▶ [GIVEN EXERCISE] Using the records below, report how many lines hold "this", with no extra text.

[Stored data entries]
------------------------
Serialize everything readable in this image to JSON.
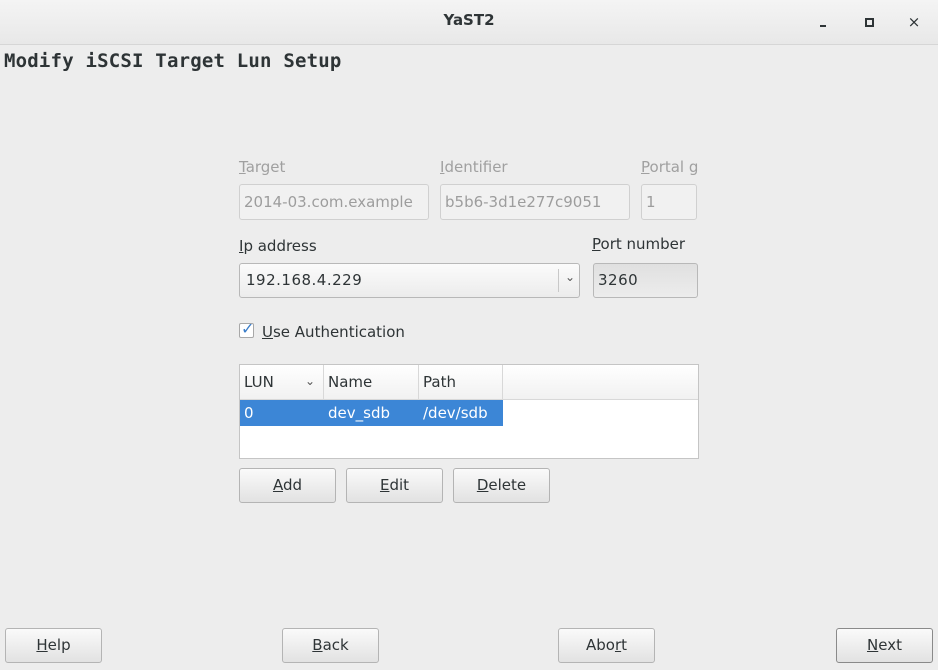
{
  "window": {
    "title": "YaST2",
    "controls": [
      "minimize-icon",
      "maximize-icon",
      "close-icon"
    ],
    "close_glyph": "×"
  },
  "page": {
    "title": "Modify iSCSI Target Lun Setup"
  },
  "target": {
    "label_first": "T",
    "label_rest": "arget",
    "value": "2014-03.com.example"
  },
  "identifier": {
    "label_first": "I",
    "label_rest": "dentifier",
    "value": "b5b6-3d1e277c9051"
  },
  "portal": {
    "label_first": "P",
    "label_rest": "ortal g",
    "value": "1"
  },
  "ip": {
    "label_first": "I",
    "label_rest": "p address",
    "value": "192.168.4.229"
  },
  "port": {
    "label_first": "P",
    "label_rest": "ort number",
    "value": "3260"
  },
  "auth": {
    "label_first": "U",
    "label_rest": "se Authentication",
    "checked": true
  },
  "lun_table": {
    "columns": [
      "LUN",
      "Name",
      "Path"
    ],
    "rows": [
      {
        "lun": "0",
        "name": "dev_sdb",
        "path": "/dev/sdb",
        "selected": true
      }
    ],
    "selection_color": "#3c86d6"
  },
  "table_buttons": {
    "add_first": "A",
    "add_rest": "dd",
    "edit_first": "E",
    "edit_rest": "dit",
    "delete_first": "D",
    "delete_rest": "elete"
  },
  "footer": {
    "help_first": "H",
    "help_rest": "elp",
    "back_first": "B",
    "back_rest": "ack",
    "abort_first": "Abo",
    "abort_u": "r",
    "abort_rest": "t",
    "next_first": "N",
    "next_rest": "ext"
  }
}
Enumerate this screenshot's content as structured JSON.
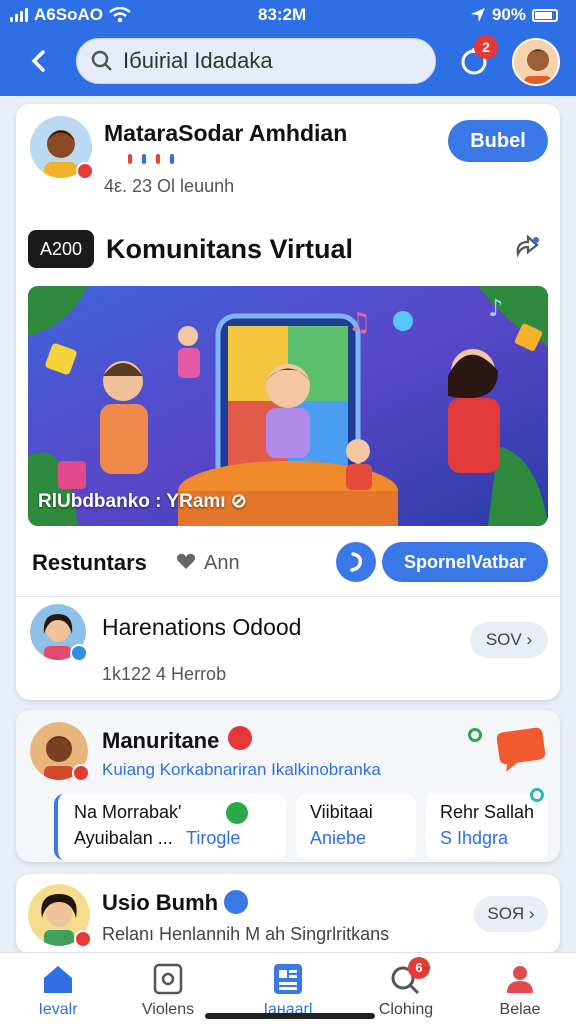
{
  "status": {
    "carrier": "A6SoAO",
    "time": "83:2M",
    "battery": "90%"
  },
  "search": {
    "value": "Iбuirial Idadaka",
    "notification_count": "2"
  },
  "post": {
    "author": "MatarаSodar Amhdian",
    "meta": "4ε. 23  Ol leuunh",
    "action": "Bubel",
    "tag": "A200",
    "title": "Komunitans Virtual",
    "image_caption": "RlUbdbanko : YRamı ⊘",
    "footer_label": "Restuntars",
    "like_label": "Ann",
    "primary_action": "SpornelVatbar"
  },
  "comment": {
    "name": "Harenations Odood",
    "meta": "1k122  4 Herrob",
    "button": "SOV ›"
  },
  "group": {
    "name": "Manuritane",
    "subtitle": "Kuiang Korkabnariran  Ikalkinobranka",
    "tiles": [
      {
        "title": "Na Morrabak'",
        "subtitle": "Ayuibalan ...",
        "link": "Tirogle"
      },
      {
        "title": "Viibitaai",
        "subtitle": "Aniebe",
        "link": ""
      },
      {
        "title": "Rehr Sallah",
        "subtitle": "S Ihdgra",
        "link": ""
      }
    ]
  },
  "last_post": {
    "name": "Usio Bumh",
    "text": "Relanı Henlannih M ah Singrlritkans",
    "button": "SOЯ ›"
  },
  "nav": [
    {
      "label": "Ievalr",
      "icon": "home-icon",
      "active": true
    },
    {
      "label": "Violens",
      "icon": "video-icon",
      "active": false
    },
    {
      "label": "Iaнaarl",
      "icon": "feed-icon",
      "active": false
    },
    {
      "label": "Clohing",
      "icon": "search-icon",
      "active": false,
      "badge": "6"
    },
    {
      "label": "Belae",
      "icon": "profile-icon",
      "active": false
    }
  ],
  "colors": {
    "primary": "#2f6fe6",
    "accent": "#3b78e7",
    "badge": "#e53935"
  }
}
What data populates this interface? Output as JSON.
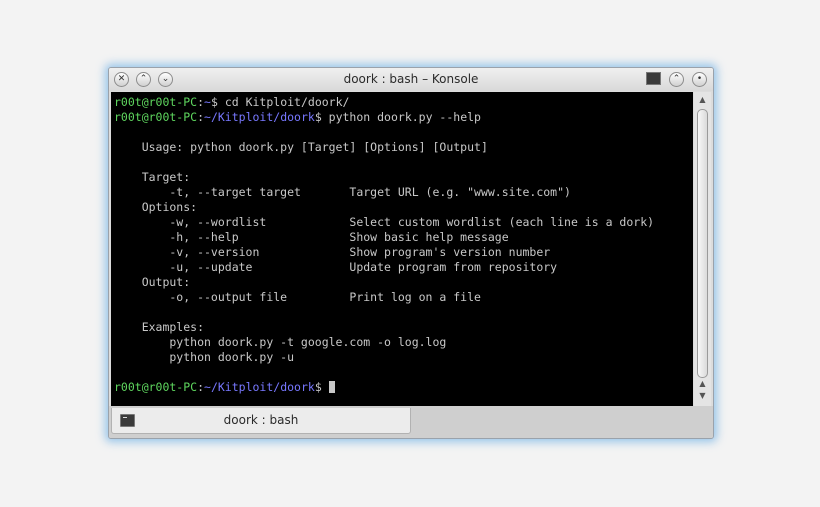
------------------------
▶ [THE REPLY] 3